- [YOUR OBJECTIVE]
The entries below should be output exactly as written.

- [STORED ROWS]
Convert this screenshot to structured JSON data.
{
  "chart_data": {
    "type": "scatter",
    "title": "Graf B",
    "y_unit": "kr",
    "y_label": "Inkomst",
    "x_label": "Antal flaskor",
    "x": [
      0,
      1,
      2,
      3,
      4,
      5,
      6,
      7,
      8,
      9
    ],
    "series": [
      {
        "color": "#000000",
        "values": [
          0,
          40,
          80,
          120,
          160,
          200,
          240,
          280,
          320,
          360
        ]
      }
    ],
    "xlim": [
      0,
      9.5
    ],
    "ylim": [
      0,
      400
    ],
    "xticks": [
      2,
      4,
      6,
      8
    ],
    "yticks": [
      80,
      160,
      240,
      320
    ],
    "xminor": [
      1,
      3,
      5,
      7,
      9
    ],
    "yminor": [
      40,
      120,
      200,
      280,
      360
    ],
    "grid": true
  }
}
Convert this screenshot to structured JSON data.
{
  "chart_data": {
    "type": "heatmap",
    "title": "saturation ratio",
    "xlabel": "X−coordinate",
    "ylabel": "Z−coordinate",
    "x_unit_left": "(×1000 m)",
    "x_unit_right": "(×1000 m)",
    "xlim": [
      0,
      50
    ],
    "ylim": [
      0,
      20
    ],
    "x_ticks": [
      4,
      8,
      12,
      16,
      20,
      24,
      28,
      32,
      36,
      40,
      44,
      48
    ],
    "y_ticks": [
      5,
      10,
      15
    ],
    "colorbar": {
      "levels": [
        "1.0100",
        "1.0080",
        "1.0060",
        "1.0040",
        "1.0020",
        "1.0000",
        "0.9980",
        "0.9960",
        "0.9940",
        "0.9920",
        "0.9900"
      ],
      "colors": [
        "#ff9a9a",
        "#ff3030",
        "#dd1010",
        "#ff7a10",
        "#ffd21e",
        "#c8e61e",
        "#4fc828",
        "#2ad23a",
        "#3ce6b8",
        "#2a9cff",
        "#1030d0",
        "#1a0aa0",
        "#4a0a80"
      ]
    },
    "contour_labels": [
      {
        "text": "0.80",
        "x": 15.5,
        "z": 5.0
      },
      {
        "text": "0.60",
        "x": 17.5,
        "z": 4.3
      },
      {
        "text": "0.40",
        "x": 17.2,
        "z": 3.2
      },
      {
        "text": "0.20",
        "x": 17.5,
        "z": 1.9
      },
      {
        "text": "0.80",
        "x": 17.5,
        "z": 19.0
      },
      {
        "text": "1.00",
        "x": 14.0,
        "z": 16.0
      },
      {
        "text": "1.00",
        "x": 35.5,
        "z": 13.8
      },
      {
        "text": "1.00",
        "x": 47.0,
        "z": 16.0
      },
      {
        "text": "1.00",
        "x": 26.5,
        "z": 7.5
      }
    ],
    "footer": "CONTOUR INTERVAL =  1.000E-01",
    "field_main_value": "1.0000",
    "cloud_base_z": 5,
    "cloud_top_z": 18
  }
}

- [SOLUTION TO THE PROBLEM]
Convert this screenshot to structured JSON data.
{
  "chart_data": {
    "type": "scatter",
    "title": "Graf B",
    "y_unit": "kr",
    "y_label": "Inkomst",
    "x_label": "Antal flaskor",
    "x": [
      0,
      1,
      2,
      3,
      4,
      5,
      6,
      7,
      8,
      9
    ],
    "series": [
      {
        "color": "#000000",
        "values": [
          0,
          40,
          80,
          120,
          160,
          200,
          240,
          280,
          320,
          360
        ]
      }
    ],
    "xlim": [
      0,
      9.5
    ],
    "ylim": [
      0,
      400
    ],
    "xticks": [
      2,
      4,
      6,
      8
    ],
    "yticks": [
      80,
      160,
      240,
      320
    ],
    "xminor": [
      1,
      3,
      5,
      7,
      9
    ],
    "yminor": [
      40,
      120,
      200,
      280,
      360
    ],
    "grid": true
  }
}
Convert this screenshot to structured JSON data.
{
  "chart_data": {
    "type": "heatmap",
    "title": "saturation ratio",
    "xlabel": "X−coordinate",
    "ylabel": "Z−coordinate",
    "x_unit_left": "(×1000 m)",
    "x_unit_right": "(×1000 m)",
    "xlim": [
      0,
      50
    ],
    "ylim": [
      0,
      20
    ],
    "x_ticks": [
      4,
      8,
      12,
      16,
      20,
      24,
      28,
      32,
      36,
      40,
      44,
      48
    ],
    "y_ticks": [
      5,
      10,
      15
    ],
    "colorbar": {
      "levels": [
        "1.0100",
        "1.0080",
        "1.0060",
        "1.0040",
        "1.0020",
        "1.0000",
        "0.9980",
        "0.9960",
        "0.9940",
        "0.9920",
        "0.9900"
      ],
      "colors": [
        "#ff9a9a",
        "#ff3030",
        "#dd1010",
        "#ff7a10",
        "#ffd21e",
        "#c8e61e",
        "#4fc828",
        "#2ad23a",
        "#3ce6b8",
        "#2a9cff",
        "#1030d0",
        "#1a0aa0",
        "#4a0a80"
      ]
    },
    "contour_labels": [
      {
        "text": "0.80",
        "x": 15.5,
        "z": 5.0
      },
      {
        "text": "0.60",
        "x": 17.5,
        "z": 4.3
      },
      {
        "text": "0.40",
        "x": 17.2,
        "z": 3.2
      },
      {
        "text": "0.20",
        "x": 17.5,
        "z": 1.9
      },
      {
        "text": "0.80",
        "x": 17.5,
        "z": 19.0
      },
      {
        "text": "1.00",
        "x": 14.0,
        "z": 16.0
      },
      {
        "text": "1.00",
        "x": 35.5,
        "z": 13.8
      },
      {
        "text": "1.00",
        "x": 47.0,
        "z": 16.0
      },
      {
        "text": "1.00",
        "x": 26.5,
        "z": 7.5
      }
    ],
    "footer": "CONTOUR INTERVAL =  1.000E-01",
    "field_main_value": "1.0000",
    "cloud_base_z": 5,
    "cloud_top_z": 18
  }
}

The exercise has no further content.